## Problem to solve
Give every line below again, exactly.

## Information shown

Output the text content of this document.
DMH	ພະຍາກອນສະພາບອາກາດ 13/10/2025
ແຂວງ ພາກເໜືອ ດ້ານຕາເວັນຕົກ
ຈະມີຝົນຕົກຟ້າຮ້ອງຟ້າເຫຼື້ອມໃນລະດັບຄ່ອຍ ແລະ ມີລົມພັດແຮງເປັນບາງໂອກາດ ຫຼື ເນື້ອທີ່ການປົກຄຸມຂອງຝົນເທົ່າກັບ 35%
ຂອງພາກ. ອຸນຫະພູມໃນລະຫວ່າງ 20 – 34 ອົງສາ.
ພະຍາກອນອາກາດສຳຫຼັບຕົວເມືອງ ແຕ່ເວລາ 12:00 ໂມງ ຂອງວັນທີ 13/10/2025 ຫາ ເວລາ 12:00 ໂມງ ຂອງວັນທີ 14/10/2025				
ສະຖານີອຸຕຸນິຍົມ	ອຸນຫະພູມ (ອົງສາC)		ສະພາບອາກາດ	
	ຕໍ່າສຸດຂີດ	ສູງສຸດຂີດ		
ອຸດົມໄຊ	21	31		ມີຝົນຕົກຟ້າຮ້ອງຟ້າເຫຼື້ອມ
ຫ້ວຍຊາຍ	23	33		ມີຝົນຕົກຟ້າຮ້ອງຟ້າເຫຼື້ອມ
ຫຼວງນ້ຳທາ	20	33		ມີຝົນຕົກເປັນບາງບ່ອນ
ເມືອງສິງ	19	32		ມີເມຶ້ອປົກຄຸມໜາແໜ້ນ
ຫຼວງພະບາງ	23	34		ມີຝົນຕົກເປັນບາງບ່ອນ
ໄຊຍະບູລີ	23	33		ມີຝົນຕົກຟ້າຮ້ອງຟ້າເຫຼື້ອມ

## Result below
Output the text content of this document.
DMH	ພະຍາກອນສະພາບອາກາດ 13/10/2025
ແຂວງ ພາກເໜືອ ດ້ານຕາເວັນຕົກ
ຈະມີຝົນຕົກຟ້າຮ້ອງຟ້າເຫຼື້ອມໃນລະດັບຄ່ອຍ ແລະ ມີລົມພັດແຮງເປັນບາງໂອກາດ ຫຼື ເນື້ອທີ່ການປົກຄຸມຂອງຝົນເທົ່າກັບ 35%
ຂອງພາກ. ອຸນຫະພູມໃນລະຫວ່າງ 20 – 34 ອົງສາ.
ພະຍາກອນອາກາດສຳຫຼັບຕົວເມືອງ ແຕ່ເວລາ 12:00 ໂມງ ຂອງວັນທີ 13/10/2025 ຫາ ເວລາ 12:00 ໂມງ ຂອງວັນທີ 14/10/2025				
ສະຖານີອຸຕຸນິຍົມ	ອຸນຫະພູມ (ອົງສາC)		ສະພາບອາກາດ	
	ຕໍ່າສຸດຂີດ	ສູງສຸດຂີດ		
ອຸດົມໄຊ	21	31		ມີຝົນຕົກຟ້າຮ້ອງຟ້າເຫຼື້ອມ
ຫ້ວຍຊາຍ	23	33		ມີຝົນຕົກຟ້າຮ້ອງຟ້າເຫຼື້ອມ
ຫຼວງນ້ຳທາ	20	33		ມີຝົນຕົກເປັນບາງບ່ອນ
ເມືອງສິງ	19	32		ມີເມຶ້ອປົກຄຸມໜາແໜ້ນ
ຫຼວງພະບາງ	23	34		ມີຝົນຕົກເປັນບາງບ່ອນ
ໄຊຍະບູລີ	23	33		ມີຝົນຕົກຟ້າຮ້ອງຟ້າເຫຼື້ອມ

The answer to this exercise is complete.